§ **INSTRUCTIONS TO FOLLOW**
The string "naber" may appear in lines of the entries below. Report how many lines hold it, with only the number.

§ **AVAILABLE DATA**
_ _ _ _

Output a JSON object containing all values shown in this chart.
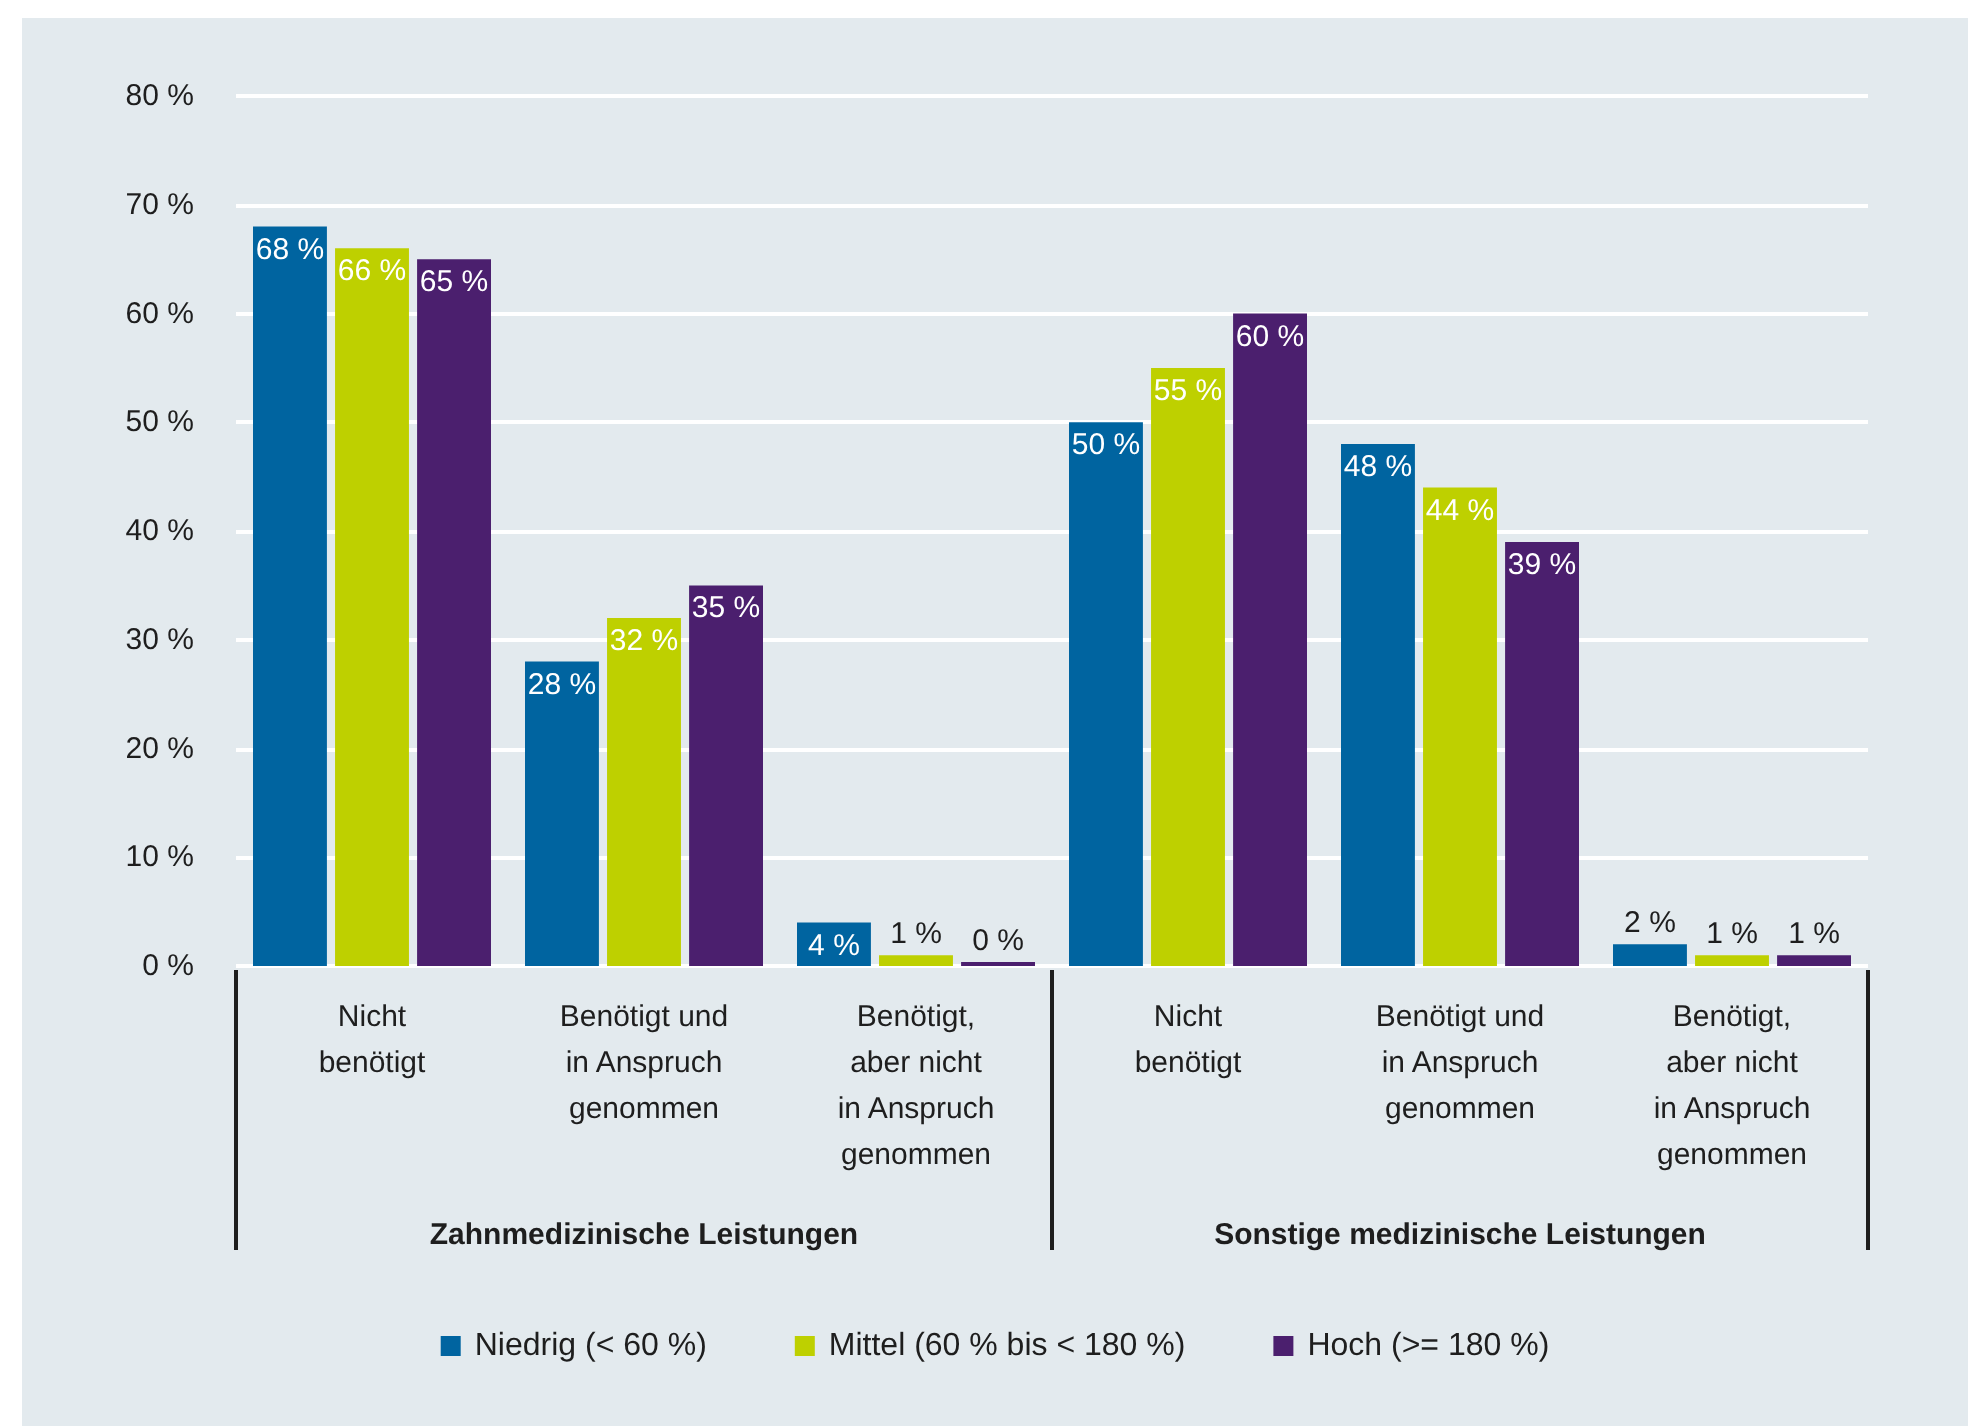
{
  "chart_data": {
    "type": "bar",
    "categories": [
      "Nicht\nbenötigt",
      "Benötigt und\nin Anspruch\ngenommen",
      "Benötigt,\naber nicht\nin Anspruch\ngenommen",
      "Nicht\nbenötigt",
      "Benötigt und\nin Anspruch\ngenommen",
      "Benötigt,\naber nicht\nin Anspruch\ngenommen"
    ],
    "series": [
      {
        "name": "Niedrig (< 60 %)",
        "color": "#0064a0",
        "values": [
          68,
          28,
          4,
          50,
          48,
          2
        ],
        "value_labels": [
          "68 %",
          "28 %",
          "4 %",
          "50 %",
          "48 %",
          "2 %"
        ]
      },
      {
        "name": "Mittel (60 % bis < 180 %)",
        "color": "#bed000",
        "values": [
          66,
          32,
          1,
          55,
          44,
          1
        ],
        "value_labels": [
          "66 %",
          "32 %",
          "1 %",
          "55 %",
          "44 %",
          "1 %"
        ]
      },
      {
        "name": "Hoch (>= 180 %)",
        "color": "#4b1f6e",
        "values": [
          65,
          35,
          0,
          60,
          39,
          1
        ],
        "value_labels": [
          "65 %",
          "35 %",
          "0 %",
          "60 %",
          "39 %",
          "1 %"
        ]
      }
    ],
    "ylim": [
      0,
      80
    ],
    "yticks": [
      {
        "value": 0,
        "label": "0 %"
      },
      {
        "value": 10,
        "label": "10 %"
      },
      {
        "value": 20,
        "label": "20 %"
      },
      {
        "value": 30,
        "label": "30 %"
      },
      {
        "value": 40,
        "label": "40 %"
      },
      {
        "value": 50,
        "label": "50 %"
      },
      {
        "value": 60,
        "label": "60 %"
      },
      {
        "value": 70,
        "label": "70 %"
      },
      {
        "value": 80,
        "label": "80 %"
      }
    ],
    "grid": "y",
    "legend": "bottom",
    "annotations": [
      "Zahnmedizinische Leistungen",
      "Sonstige medizinische Leistungen"
    ]
  }
}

_ _ _ _

§ **ANSWER FOR THE TASK**
2